# Instruction
Copy each line of the entries that contains the word "content".

# Records about charts and figures
>> start

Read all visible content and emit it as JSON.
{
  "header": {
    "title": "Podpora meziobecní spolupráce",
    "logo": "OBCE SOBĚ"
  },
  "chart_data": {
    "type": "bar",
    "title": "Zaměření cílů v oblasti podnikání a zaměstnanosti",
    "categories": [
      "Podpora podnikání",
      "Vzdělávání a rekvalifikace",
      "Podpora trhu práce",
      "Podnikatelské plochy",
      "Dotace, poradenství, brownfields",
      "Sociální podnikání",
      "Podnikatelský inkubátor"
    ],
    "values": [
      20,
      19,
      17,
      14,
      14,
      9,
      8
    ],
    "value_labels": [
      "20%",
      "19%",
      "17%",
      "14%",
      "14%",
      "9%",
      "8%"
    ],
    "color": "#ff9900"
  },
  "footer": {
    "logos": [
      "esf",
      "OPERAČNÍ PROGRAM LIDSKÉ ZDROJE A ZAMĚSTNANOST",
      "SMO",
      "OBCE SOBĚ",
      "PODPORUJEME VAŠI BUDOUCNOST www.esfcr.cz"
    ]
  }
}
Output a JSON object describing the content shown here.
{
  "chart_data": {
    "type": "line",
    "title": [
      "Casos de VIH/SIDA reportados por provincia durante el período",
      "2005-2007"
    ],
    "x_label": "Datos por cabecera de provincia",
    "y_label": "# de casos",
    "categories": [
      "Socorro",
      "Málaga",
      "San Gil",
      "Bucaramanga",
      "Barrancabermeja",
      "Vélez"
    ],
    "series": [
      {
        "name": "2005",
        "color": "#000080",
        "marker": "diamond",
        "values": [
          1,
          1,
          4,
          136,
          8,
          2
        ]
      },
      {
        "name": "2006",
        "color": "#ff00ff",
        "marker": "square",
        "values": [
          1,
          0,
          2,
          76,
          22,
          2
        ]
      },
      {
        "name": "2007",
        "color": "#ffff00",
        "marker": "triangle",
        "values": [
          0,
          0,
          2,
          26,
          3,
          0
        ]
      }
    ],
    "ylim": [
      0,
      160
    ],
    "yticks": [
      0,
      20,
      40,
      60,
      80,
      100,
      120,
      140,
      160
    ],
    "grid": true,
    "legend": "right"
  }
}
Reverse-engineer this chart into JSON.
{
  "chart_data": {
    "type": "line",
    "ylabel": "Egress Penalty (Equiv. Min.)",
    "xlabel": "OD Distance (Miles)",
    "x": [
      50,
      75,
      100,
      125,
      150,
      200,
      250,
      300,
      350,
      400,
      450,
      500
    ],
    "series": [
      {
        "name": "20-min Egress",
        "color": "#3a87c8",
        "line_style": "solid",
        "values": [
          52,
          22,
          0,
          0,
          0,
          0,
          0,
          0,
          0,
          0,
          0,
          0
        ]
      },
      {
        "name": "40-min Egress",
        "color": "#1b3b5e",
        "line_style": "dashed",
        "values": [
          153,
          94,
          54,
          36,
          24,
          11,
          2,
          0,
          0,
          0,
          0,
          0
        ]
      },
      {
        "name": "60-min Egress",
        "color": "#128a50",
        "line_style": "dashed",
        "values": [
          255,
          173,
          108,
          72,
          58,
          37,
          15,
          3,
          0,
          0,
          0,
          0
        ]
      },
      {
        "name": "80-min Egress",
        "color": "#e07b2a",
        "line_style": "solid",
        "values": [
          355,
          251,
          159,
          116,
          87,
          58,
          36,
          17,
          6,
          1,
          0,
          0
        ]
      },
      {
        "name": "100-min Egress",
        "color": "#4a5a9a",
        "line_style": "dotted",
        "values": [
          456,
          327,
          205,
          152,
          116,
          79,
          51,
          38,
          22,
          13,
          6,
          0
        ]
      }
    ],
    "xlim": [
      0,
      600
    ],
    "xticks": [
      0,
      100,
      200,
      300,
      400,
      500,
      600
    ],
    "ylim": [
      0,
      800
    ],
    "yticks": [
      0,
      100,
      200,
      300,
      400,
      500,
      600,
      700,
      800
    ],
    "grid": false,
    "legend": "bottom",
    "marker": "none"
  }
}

>> end

# Written reply
Read all visible content and emit it as JSON.
Output a JSON object describing the content shown here.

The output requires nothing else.